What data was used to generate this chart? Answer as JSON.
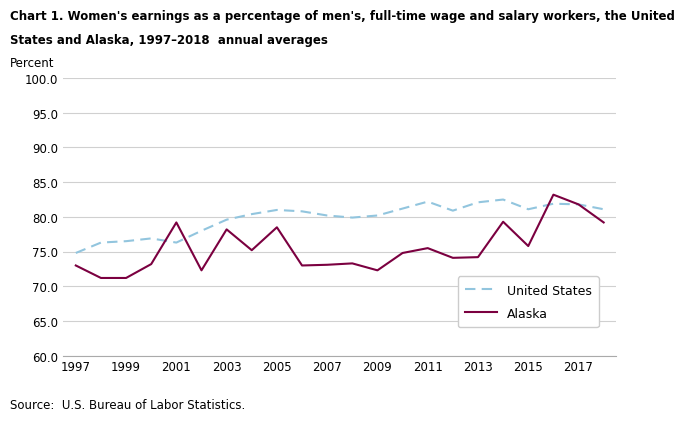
{
  "title_line1": "Chart 1. Women's earnings as a percentage of men's, full-time wage and salary workers, the United",
  "title_line2": "States and Alaska, 1997–2018  annual averages",
  "ylabel": "Percent",
  "source": "Source:  U.S. Bureau of Labor Statistics.",
  "years": [
    1997,
    1998,
    1999,
    2000,
    2001,
    2002,
    2003,
    2004,
    2005,
    2006,
    2007,
    2008,
    2009,
    2010,
    2011,
    2012,
    2013,
    2014,
    2015,
    2016,
    2017,
    2018
  ],
  "us_values": [
    74.8,
    76.3,
    76.5,
    76.9,
    76.3,
    78.0,
    79.6,
    80.4,
    81.0,
    80.8,
    80.2,
    79.9,
    80.2,
    81.2,
    82.2,
    80.9,
    82.1,
    82.5,
    81.1,
    81.9,
    81.8,
    81.1
  ],
  "alaska_values": [
    73.0,
    71.2,
    71.2,
    73.2,
    79.2,
    72.3,
    78.2,
    75.2,
    78.5,
    73.0,
    73.1,
    73.3,
    72.3,
    74.8,
    75.5,
    74.1,
    74.2,
    79.3,
    75.8,
    83.2,
    81.8,
    79.2
  ],
  "us_color": "#92c5de",
  "alaska_color": "#7b0040",
  "ylim": [
    60.0,
    100.0
  ],
  "yticks": [
    60.0,
    65.0,
    70.0,
    75.0,
    80.0,
    85.0,
    90.0,
    95.0,
    100.0
  ],
  "xticks": [
    1997,
    1999,
    2001,
    2003,
    2005,
    2007,
    2009,
    2011,
    2013,
    2015,
    2017
  ],
  "legend_labels": [
    "United States",
    "Alaska"
  ],
  "bg_color": "#ffffff",
  "grid_color": "#d0d0d0"
}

^^^^^^^^^^^^^^^^

→ **DIRECTIVE**:
Take the data above and repeat it exactly, leaving each picture out.

→ **RESULT OF THE TASK**:
What data was used to generate this chart? Answer as JSON.
{
  "title_line1": "Chart 1. Women's earnings as a percentage of men's, full-time wage and salary workers, the United",
  "title_line2": "States and Alaska, 1997–2018  annual averages",
  "ylabel": "Percent",
  "source": "Source:  U.S. Bureau of Labor Statistics.",
  "years": [
    1997,
    1998,
    1999,
    2000,
    2001,
    2002,
    2003,
    2004,
    2005,
    2006,
    2007,
    2008,
    2009,
    2010,
    2011,
    2012,
    2013,
    2014,
    2015,
    2016,
    2017,
    2018
  ],
  "us_values": [
    74.8,
    76.3,
    76.5,
    76.9,
    76.3,
    78.0,
    79.6,
    80.4,
    81.0,
    80.8,
    80.2,
    79.9,
    80.2,
    81.2,
    82.2,
    80.9,
    82.1,
    82.5,
    81.1,
    81.9,
    81.8,
    81.1
  ],
  "alaska_values": [
    73.0,
    71.2,
    71.2,
    73.2,
    79.2,
    72.3,
    78.2,
    75.2,
    78.5,
    73.0,
    73.1,
    73.3,
    72.3,
    74.8,
    75.5,
    74.1,
    74.2,
    79.3,
    75.8,
    83.2,
    81.8,
    79.2
  ],
  "us_color": "#92c5de",
  "alaska_color": "#7b0040",
  "ylim": [
    60.0,
    100.0
  ],
  "yticks": [
    60.0,
    65.0,
    70.0,
    75.0,
    80.0,
    85.0,
    90.0,
    95.0,
    100.0
  ],
  "xticks": [
    1997,
    1999,
    2001,
    2003,
    2005,
    2007,
    2009,
    2011,
    2013,
    2015,
    2017
  ],
  "legend_labels": [
    "United States",
    "Alaska"
  ],
  "bg_color": "#ffffff",
  "grid_color": "#d0d0d0"
}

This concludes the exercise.